--- begin Material provided ---

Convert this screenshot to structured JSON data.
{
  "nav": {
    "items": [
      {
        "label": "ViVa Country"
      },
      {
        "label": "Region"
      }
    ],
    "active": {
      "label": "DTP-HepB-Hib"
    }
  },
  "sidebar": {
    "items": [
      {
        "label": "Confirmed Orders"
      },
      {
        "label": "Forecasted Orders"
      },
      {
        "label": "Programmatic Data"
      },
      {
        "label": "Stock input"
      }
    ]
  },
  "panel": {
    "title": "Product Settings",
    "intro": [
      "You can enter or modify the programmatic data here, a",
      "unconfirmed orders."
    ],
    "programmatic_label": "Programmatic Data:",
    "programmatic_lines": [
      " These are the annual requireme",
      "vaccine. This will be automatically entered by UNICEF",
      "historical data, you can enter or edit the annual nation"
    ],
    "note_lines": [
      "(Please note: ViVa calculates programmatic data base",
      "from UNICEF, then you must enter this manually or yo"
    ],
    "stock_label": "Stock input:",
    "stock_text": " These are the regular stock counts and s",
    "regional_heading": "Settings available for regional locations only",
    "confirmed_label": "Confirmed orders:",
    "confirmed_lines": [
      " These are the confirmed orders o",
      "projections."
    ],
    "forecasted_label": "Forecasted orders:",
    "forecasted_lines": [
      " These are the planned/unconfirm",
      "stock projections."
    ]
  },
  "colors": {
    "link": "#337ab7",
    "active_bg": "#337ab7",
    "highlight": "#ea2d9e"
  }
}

--- end Material provided ---

**Set task:**
Restate the data above word for word, please.

**Expected answer:**
Convert this screenshot to structured JSON data.
{
  "nav": {
    "items": [
      {
        "label": "ViVa Country"
      },
      {
        "label": "Region"
      }
    ],
    "active": {
      "label": "DTP-HepB-Hib"
    }
  },
  "sidebar": {
    "items": [
      {
        "label": "Confirmed Orders"
      },
      {
        "label": "Forecasted Orders"
      },
      {
        "label": "Programmatic Data"
      },
      {
        "label": "Stock input"
      }
    ]
  },
  "panel": {
    "title": "Product Settings",
    "intro": [
      "You can enter or modify the programmatic data here, a",
      "unconfirmed orders."
    ],
    "programmatic_label": "Programmatic Data:",
    "programmatic_lines": [
      " These are the annual requireme",
      "vaccine. This will be automatically entered by UNICEF",
      "historical data, you can enter or edit the annual nation"
    ],
    "note_lines": [
      "(Please note: ViVa calculates programmatic data base",
      "from UNICEF, then you must enter this manually or yo"
    ],
    "stock_label": "Stock input:",
    "stock_text": " These are the regular stock counts and s",
    "regional_heading": "Settings available for regional locations only",
    "confirmed_label": "Confirmed orders:",
    "confirmed_lines": [
      " These are the confirmed orders o",
      "projections."
    ],
    "forecasted_label": "Forecasted orders:",
    "forecasted_lines": [
      " These are the planned/unconfirm",
      "stock projections."
    ]
  },
  "colors": {
    "link": "#337ab7",
    "active_bg": "#337ab7",
    "highlight": "#ea2d9e"
  }
}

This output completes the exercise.